▶ Task to carry out
Find the string "Lucie" in the listing and report every line that has it.

Stored entries:
▬▬▬

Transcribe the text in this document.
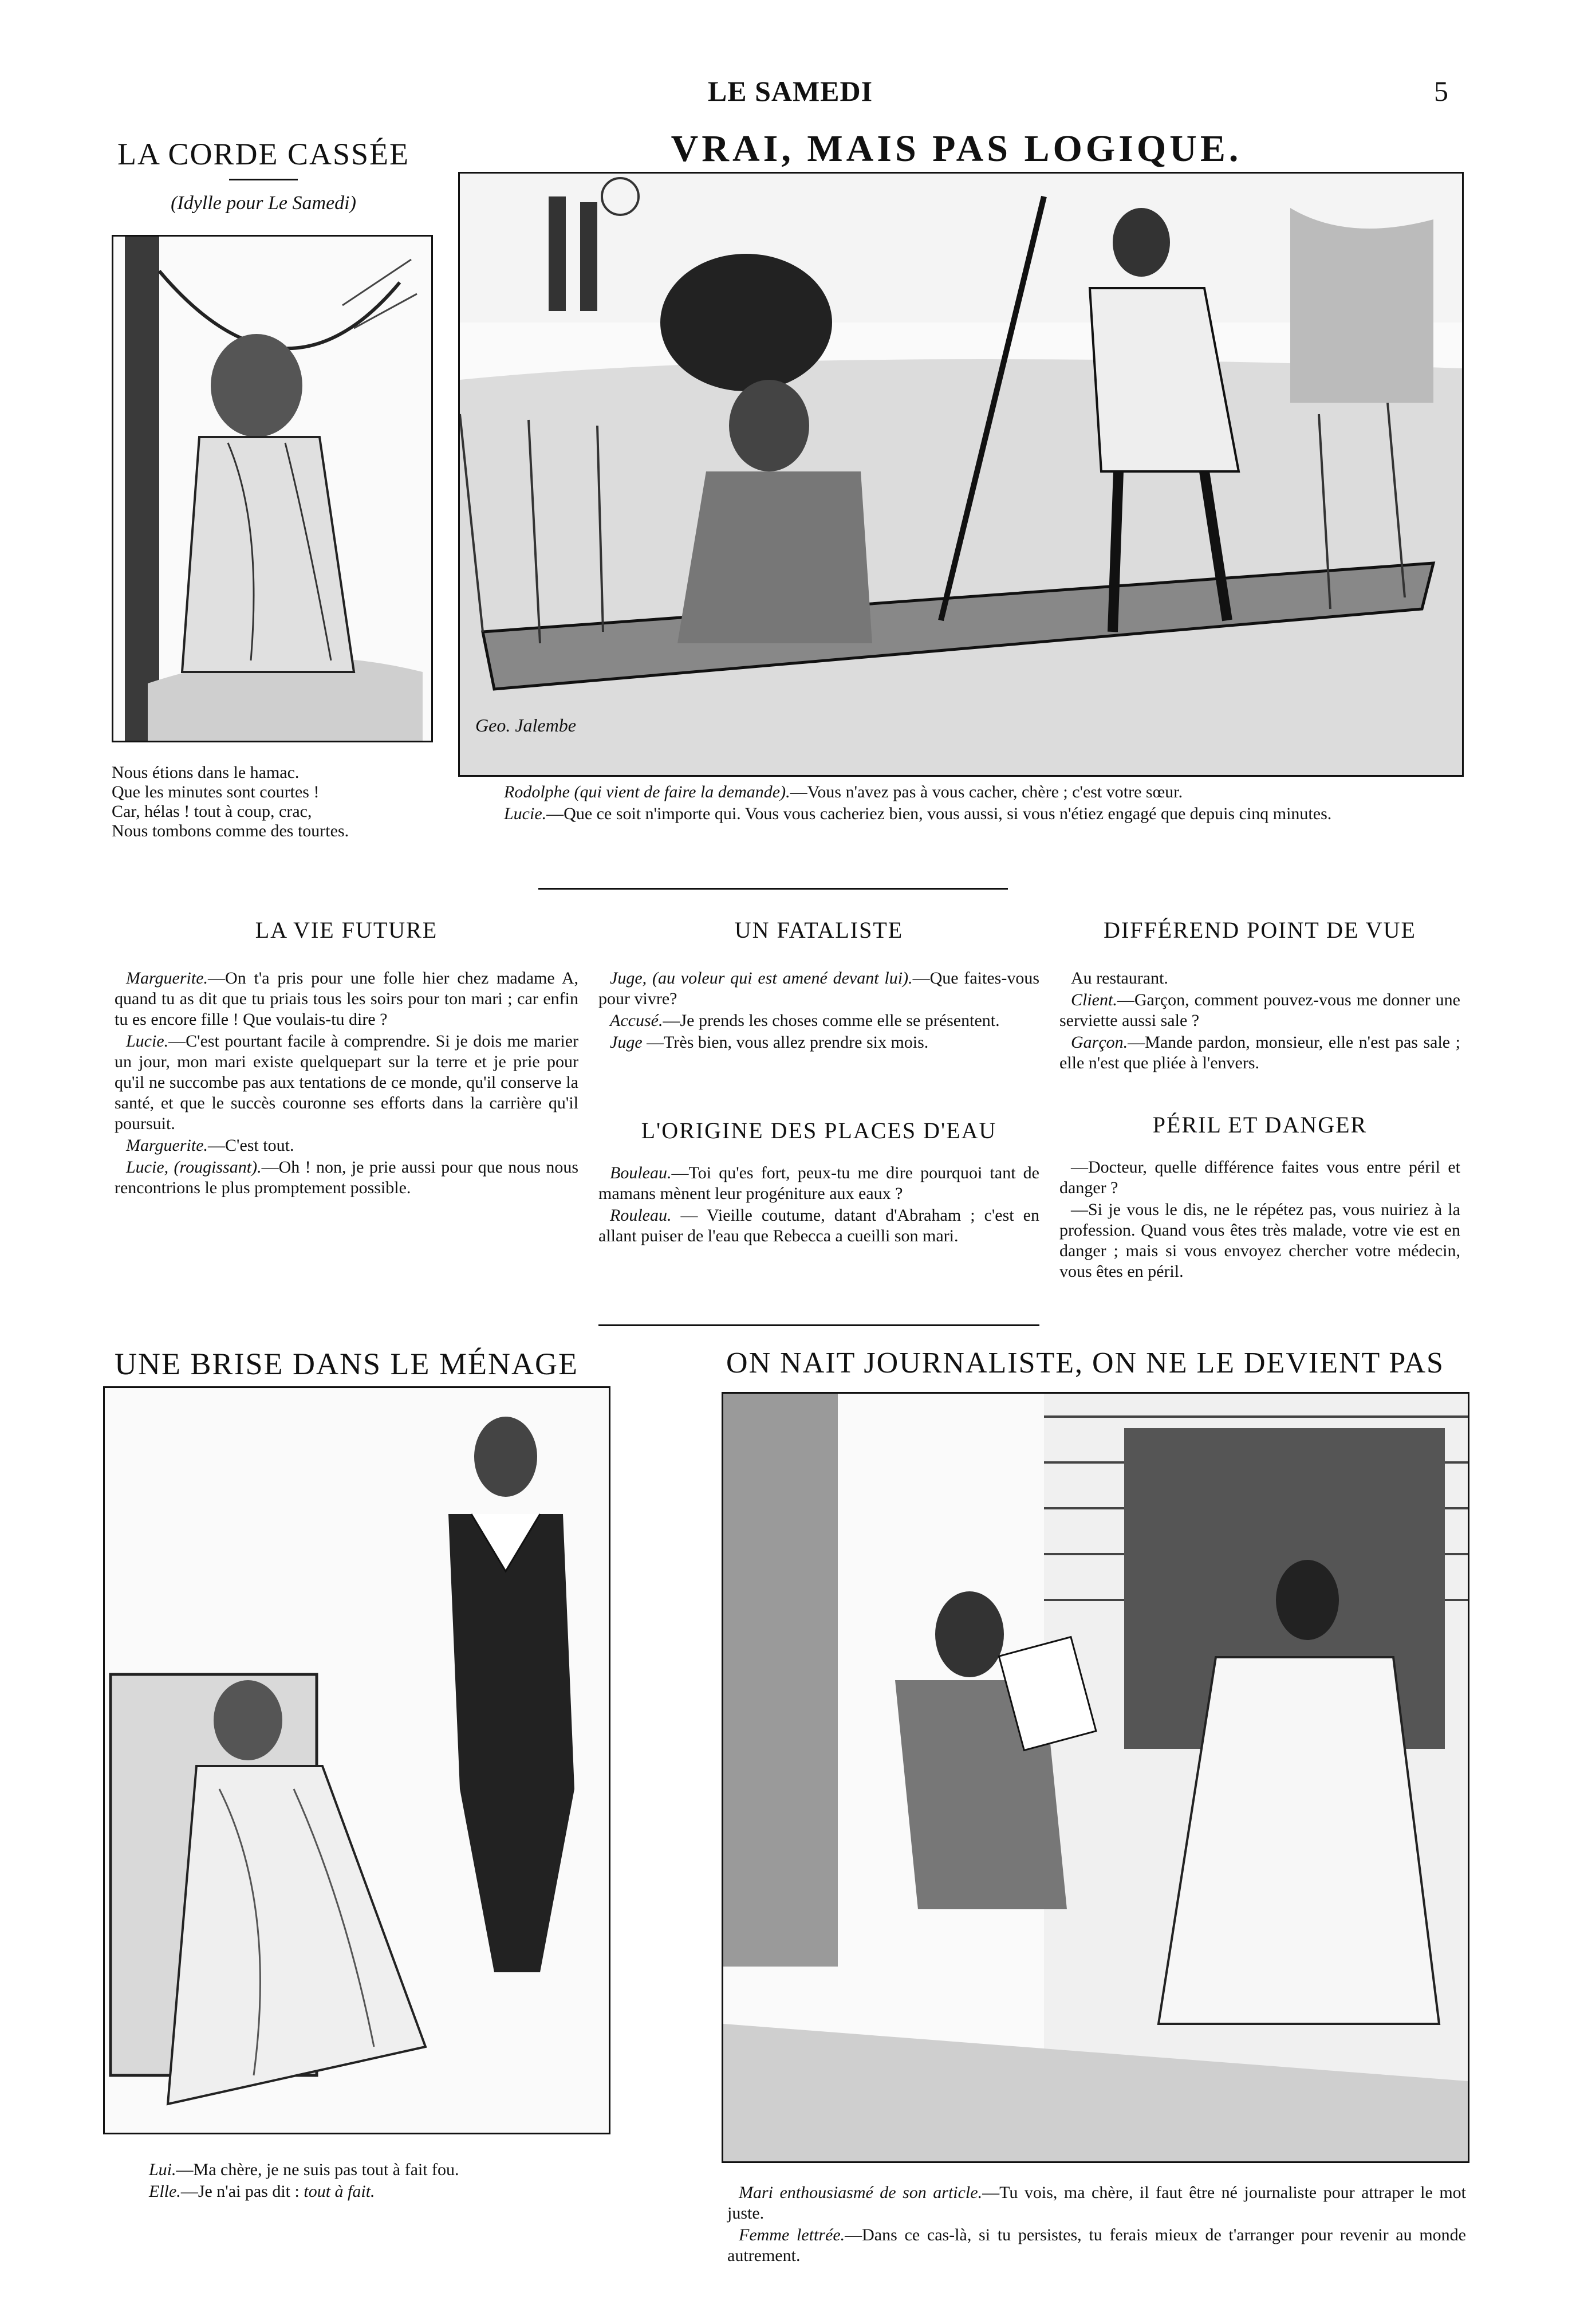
LE SAMEDI	5
LA CORDE CASSÉE
(Idylle pour Le Samedi)

Nous étions dans le hamac.

Que les minutes sont courtes !

Car, hélas ! tout à coup, crac,

Nous tombons comme des tourtes.

VRAI, MAIS PAS LOGIQUE.
Geo. Jalembe

Rodolphe (qui vient de faire la demande).—Vous n'avez pas à vous cacher, chère ; c'est votre sœur.

Lucie.—Que ce soit n'importe qui. Vous vous cacheriez bien, vous aussi, si vous n'étiez engagé que depuis cinq minutes.

LA VIE FUTURE

Marguerite.—On t'a pris pour une folle hier chez madame A, quand tu as dit que tu priais tous les soirs pour ton mari ; car enfin tu es encore fille ! Que voulais-tu dire ?

Lucie.—C'est pourtant facile à comprendre. Si je dois me marier un jour, mon mari existe quelquepart sur la terre et je prie pour qu'il ne succombe pas aux tentations de ce monde, qu'il conserve la santé, et que le succès couronne ses efforts dans la carrière qu'il poursuit.

Marguerite.—C'est tout.

Lucie, (rougissant).—Oh ! non, je prie aussi pour que nous nous rencontrions le plus promptement possible.

UN FATALISTE

Juge, (au voleur qui est amené devant lui).—Que faites-vous pour vivre?

Accusé.—Je prends les choses comme elle se présentent.

Juge —Très bien, vous allez prendre six mois.

L'ORIGINE DES PLACES D'EAU

Bouleau.—Toi qu'es fort, peux-tu me dire pourquoi tant de mamans mènent leur progéniture aux eaux ?

Rouleau. — Vieille coutume, datant d'Abraham ; c'est en allant puiser de l'eau que Rebecca a cueilli son mari.

DIFFÉREND POINT DE VUE

Au restaurant.

Client.—Garçon, comment pouvez-vous me donner une serviette aussi sale ?

Garçon.—Mande pardon, monsieur, elle n'est pas sale ; elle n'est que pliée à l'envers.

PÉRIL ET DANGER

—Docteur, quelle différence faites vous entre péril et danger ?

—Si je vous le dis, ne le répétez pas, vous nuiriez à la profession. Quand vous êtes très malade, votre vie est en danger ; mais si vous envoyez chercher votre médecin, vous êtes en péril.

UNE BRISE DANS LE MÉNAGE

Lui.—Ma chère, je ne suis pas tout à fait fou.

Elle.—Je n'ai pas dit : tout à fait.

ON NAIT JOURNALISTE, ON NE LE DEVIENT PAS

Mari enthousiasmé de son article.—Tu vois, ma chère, il faut être né journaliste pour attraper le mot juste.

Femme lettrée.—Dans ce cas-là, si tu persistes, tu ferais mieux de t'arranger pour revenir au monde autrement.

▬▬▬

▶ Reply to the task
Lucie.—Que ce soit n'importe qui. Vous vous cacheriez bien, vous aussi, si vous n'étiez engagé que depuis cinq minutes.
Lucie.—C'est pourtant facile à comprendre. Si je dois me marier un jour, mon mari existe quelquepart sur la terre et je prie pour qu'il ne succombe pas aux tentations de ce monde, qu'il conserve la santé, et que le succès couronne ses efforts dans la carrière qu'il poursuit.
Lucie, (rougissant).—Oh ! non, je prie aussi pour que nous nous rencontrions le plus promptement possible.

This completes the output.